## Directions
Find the word "bersih" in the listing; pull out each line holding it.

○ ○ ○ ○ ○

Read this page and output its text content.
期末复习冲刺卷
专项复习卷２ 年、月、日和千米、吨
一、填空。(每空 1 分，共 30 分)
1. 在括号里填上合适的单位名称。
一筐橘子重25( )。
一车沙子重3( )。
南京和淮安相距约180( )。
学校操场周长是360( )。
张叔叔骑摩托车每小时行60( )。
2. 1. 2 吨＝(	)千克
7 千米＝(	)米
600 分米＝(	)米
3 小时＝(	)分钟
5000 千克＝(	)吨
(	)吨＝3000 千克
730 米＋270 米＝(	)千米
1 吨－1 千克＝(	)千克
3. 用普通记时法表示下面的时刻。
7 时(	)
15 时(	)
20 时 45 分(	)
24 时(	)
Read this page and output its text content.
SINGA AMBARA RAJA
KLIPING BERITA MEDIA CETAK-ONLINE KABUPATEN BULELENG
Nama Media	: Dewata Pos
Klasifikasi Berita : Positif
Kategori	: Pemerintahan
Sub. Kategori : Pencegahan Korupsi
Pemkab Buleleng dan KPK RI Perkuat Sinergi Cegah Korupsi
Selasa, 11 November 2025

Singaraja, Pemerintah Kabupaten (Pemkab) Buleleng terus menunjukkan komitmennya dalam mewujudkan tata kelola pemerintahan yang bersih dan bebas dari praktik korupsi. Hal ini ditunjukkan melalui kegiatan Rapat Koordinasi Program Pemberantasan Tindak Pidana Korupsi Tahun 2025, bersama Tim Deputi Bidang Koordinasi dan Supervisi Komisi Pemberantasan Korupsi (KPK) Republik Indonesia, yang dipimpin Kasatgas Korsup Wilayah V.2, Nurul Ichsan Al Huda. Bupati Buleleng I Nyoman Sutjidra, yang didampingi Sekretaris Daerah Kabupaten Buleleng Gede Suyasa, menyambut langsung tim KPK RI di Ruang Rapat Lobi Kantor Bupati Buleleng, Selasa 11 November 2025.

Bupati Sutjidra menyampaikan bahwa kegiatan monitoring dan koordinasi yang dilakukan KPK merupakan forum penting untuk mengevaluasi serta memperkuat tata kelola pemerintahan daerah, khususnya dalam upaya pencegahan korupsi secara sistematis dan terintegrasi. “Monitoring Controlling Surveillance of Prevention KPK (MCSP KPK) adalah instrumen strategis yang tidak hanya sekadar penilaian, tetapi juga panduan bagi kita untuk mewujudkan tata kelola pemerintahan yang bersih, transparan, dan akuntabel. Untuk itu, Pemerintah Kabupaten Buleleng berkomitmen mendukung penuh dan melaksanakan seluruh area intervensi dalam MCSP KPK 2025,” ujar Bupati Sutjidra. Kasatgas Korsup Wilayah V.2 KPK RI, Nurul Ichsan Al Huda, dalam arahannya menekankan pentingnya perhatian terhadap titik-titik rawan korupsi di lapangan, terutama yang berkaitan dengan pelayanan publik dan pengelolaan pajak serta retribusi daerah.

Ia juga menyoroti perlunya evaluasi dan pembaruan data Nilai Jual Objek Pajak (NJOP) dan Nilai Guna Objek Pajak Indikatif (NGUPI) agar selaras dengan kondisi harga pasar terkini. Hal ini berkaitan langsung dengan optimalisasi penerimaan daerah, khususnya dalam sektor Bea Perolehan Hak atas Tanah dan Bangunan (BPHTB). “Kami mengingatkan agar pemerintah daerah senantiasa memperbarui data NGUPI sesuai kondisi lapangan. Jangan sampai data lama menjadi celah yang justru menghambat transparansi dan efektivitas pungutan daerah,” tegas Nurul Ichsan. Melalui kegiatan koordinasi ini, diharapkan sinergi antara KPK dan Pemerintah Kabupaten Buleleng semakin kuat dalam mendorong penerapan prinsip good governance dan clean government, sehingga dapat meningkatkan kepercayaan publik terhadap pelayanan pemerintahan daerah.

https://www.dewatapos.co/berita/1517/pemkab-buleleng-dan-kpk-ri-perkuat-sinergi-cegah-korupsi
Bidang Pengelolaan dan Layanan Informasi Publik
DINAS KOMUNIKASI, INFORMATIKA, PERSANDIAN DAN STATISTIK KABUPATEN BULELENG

○ ○ ○ ○ ○

## Complete response
Singaraja, Pemerintah Kabupaten (Pemkab) Buleleng terus menunjukkan komitmennya dalam mewujudkan tata kelola pemerintahan yang bersih dan bebas dari praktik korupsi. Hal ini ditunjukkan melalui kegiatan Rapat Koordinasi Program Pemberantasan Tindak Pidana Korupsi Tahun 2025, bersama Tim Deputi Bidang Koordinasi dan Supervisi Komisi Pemberantasan Korupsi (KPK) Republik Indonesia, yang dipimpin Kasatgas Korsup Wilayah V.2, Nurul Ichsan Al Huda. Bupati Buleleng I Nyoman Sutjidra, yang didampingi Sekretaris Daerah Kabupaten Buleleng Gede Suyasa, menyambut langsung tim KPK RI di Ruang Rapat Lobi Kantor Bupati Buleleng, Selasa 11 November 2025.
Bupati Sutjidra menyampaikan bahwa kegiatan monitoring dan koordinasi yang dilakukan KPK merupakan forum penting untuk mengevaluasi serta memperkuat tata kelola pemerintahan daerah, khususnya dalam upaya pencegahan korupsi secara sistematis dan terintegrasi. “Monitoring Controlling Surveillance of Prevention KPK (MCSP KPK) adalah instrumen strategis yang tidak hanya sekadar penilaian, tetapi juga panduan bagi kita untuk mewujudkan tata kelola pemerintahan yang bersih, transparan, dan akuntabel. Untuk itu, Pemerintah Kabupaten Buleleng berkomitmen mendukung penuh dan melaksanakan seluruh area intervensi dalam MCSP KPK 2025,” ujar Bupati Sutjidra. Kasatgas Korsup Wilayah V.2 KPK RI, Nurul Ichsan Al Huda, dalam arahannya menekankan pentingnya perhatian terhadap titik-titik rawan korupsi di lapangan, terutama yang berkaitan dengan pelayanan publik dan pengelolaan pajak serta retribusi daerah.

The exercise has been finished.